* _Task goal_
Reproduce the listing below verbatim.

--- start Data records ---

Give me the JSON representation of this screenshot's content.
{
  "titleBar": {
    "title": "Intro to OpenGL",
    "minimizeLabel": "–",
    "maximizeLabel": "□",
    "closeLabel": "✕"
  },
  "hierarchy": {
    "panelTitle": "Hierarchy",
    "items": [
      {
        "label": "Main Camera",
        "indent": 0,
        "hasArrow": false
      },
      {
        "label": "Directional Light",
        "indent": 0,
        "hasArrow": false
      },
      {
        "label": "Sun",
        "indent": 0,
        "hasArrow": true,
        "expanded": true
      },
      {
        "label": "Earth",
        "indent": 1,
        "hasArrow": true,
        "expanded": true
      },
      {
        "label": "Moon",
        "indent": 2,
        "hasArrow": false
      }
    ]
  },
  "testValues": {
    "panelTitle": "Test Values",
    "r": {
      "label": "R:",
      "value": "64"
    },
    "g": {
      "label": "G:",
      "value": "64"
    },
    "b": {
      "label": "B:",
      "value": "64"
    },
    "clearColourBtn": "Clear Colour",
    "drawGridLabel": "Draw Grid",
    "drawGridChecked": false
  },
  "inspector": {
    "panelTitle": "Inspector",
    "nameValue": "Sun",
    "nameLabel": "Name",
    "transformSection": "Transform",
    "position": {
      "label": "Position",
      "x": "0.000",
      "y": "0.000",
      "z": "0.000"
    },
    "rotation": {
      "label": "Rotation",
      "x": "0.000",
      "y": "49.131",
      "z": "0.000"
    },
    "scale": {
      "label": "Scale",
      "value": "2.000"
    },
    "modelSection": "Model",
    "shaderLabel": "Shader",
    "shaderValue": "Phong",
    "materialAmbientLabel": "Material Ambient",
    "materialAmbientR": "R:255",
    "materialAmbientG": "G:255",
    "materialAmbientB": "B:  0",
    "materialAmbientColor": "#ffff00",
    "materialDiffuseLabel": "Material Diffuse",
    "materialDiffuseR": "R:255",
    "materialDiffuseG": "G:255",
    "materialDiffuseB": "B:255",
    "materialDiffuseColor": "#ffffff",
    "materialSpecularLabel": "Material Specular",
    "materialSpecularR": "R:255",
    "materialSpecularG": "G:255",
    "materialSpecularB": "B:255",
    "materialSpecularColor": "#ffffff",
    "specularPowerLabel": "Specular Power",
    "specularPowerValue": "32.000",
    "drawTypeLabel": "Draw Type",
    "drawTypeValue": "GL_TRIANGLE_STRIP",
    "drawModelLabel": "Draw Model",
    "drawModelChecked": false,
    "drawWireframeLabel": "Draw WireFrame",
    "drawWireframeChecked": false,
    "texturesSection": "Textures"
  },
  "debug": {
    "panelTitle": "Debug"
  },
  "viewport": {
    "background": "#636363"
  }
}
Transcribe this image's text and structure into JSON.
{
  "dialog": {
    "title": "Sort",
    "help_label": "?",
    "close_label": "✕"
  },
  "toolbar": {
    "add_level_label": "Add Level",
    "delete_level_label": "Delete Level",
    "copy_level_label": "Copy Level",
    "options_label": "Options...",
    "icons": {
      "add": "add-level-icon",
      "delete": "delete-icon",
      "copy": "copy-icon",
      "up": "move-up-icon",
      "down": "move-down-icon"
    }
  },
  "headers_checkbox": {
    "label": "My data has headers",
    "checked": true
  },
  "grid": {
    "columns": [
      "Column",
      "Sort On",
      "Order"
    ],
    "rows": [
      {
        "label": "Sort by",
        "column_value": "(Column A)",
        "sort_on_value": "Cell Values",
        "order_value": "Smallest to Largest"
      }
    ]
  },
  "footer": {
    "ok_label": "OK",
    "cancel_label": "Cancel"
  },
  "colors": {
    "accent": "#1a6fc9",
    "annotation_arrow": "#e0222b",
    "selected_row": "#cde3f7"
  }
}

--- end Data records ---

* _Result of the task_
Give me the JSON representation of this screenshot's content.
{
  "titleBar": {
    "title": "Intro to OpenGL",
    "minimizeLabel": "–",
    "maximizeLabel": "□",
    "closeLabel": "✕"
  },
  "hierarchy": {
    "panelTitle": "Hierarchy",
    "items": [
      {
        "label": "Main Camera",
        "indent": 0,
        "hasArrow": false
      },
      {
        "label": "Directional Light",
        "indent": 0,
        "hasArrow": false
      },
      {
        "label": "Sun",
        "indent": 0,
        "hasArrow": true,
        "expanded": true
      },
      {
        "label": "Earth",
        "indent": 1,
        "hasArrow": true,
        "expanded": true
      },
      {
        "label": "Moon",
        "indent": 2,
        "hasArrow": false
      }
    ]
  },
  "testValues": {
    "panelTitle": "Test Values",
    "r": {
      "label": "R:",
      "value": "64"
    },
    "g": {
      "label": "G:",
      "value": "64"
    },
    "b": {
      "label": "B:",
      "value": "64"
    },
    "clearColourBtn": "Clear Colour",
    "drawGridLabel": "Draw Grid",
    "drawGridChecked": false
  },
  "inspector": {
    "panelTitle": "Inspector",
    "nameValue": "Sun",
    "nameLabel": "Name",
    "transformSection": "Transform",
    "position": {
      "label": "Position",
      "x": "0.000",
      "y": "0.000",
      "z": "0.000"
    },
    "rotation": {
      "label": "Rotation",
      "x": "0.000",
      "y": "49.131",
      "z": "0.000"
    },
    "scale": {
      "label": "Scale",
      "value": "2.000"
    },
    "modelSection": "Model",
    "shaderLabel": "Shader",
    "shaderValue": "Phong",
    "materialAmbientLabel": "Material Ambient",
    "materialAmbientR": "R:255",
    "materialAmbientG": "G:255",
    "materialAmbientB": "B:  0",
    "materialAmbientColor": "#ffff00",
    "materialDiffuseLabel": "Material Diffuse",
    "materialDiffuseR": "R:255",
    "materialDiffuseG": "G:255",
    "materialDiffuseB": "B:255",
    "materialDiffuseColor": "#ffffff",
    "materialSpecularLabel": "Material Specular",
    "materialSpecularR": "R:255",
    "materialSpecularG": "G:255",
    "materialSpecularB": "B:255",
    "materialSpecularColor": "#ffffff",
    "specularPowerLabel": "Specular Power",
    "specularPowerValue": "32.000",
    "drawTypeLabel": "Draw Type",
    "drawTypeValue": "GL_TRIANGLE_STRIP",
    "drawModelLabel": "Draw Model",
    "drawModelChecked": false,
    "drawWireframeLabel": "Draw WireFrame",
    "drawWireframeChecked": false,
    "texturesSection": "Textures"
  },
  "debug": {
    "panelTitle": "Debug"
  },
  "viewport": {
    "background": "#636363"
  }
}
Transcribe this image's text and structure into JSON.
{
  "dialog": {
    "title": "Sort",
    "help_label": "?",
    "close_label": "✕"
  },
  "toolbar": {
    "add_level_label": "Add Level",
    "delete_level_label": "Delete Level",
    "copy_level_label": "Copy Level",
    "options_label": "Options...",
    "icons": {
      "add": "add-level-icon",
      "delete": "delete-icon",
      "copy": "copy-icon",
      "up": "move-up-icon",
      "down": "move-down-icon"
    }
  },
  "headers_checkbox": {
    "label": "My data has headers",
    "checked": true
  },
  "grid": {
    "columns": [
      "Column",
      "Sort On",
      "Order"
    ],
    "rows": [
      {
        "label": "Sort by",
        "column_value": "(Column A)",
        "sort_on_value": "Cell Values",
        "order_value": "Smallest to Largest"
      }
    ]
  },
  "footer": {
    "ok_label": "OK",
    "cancel_label": "Cancel"
  },
  "colors": {
    "accent": "#1a6fc9",
    "annotation_arrow": "#e0222b",
    "selected_row": "#cde3f7"
  }
}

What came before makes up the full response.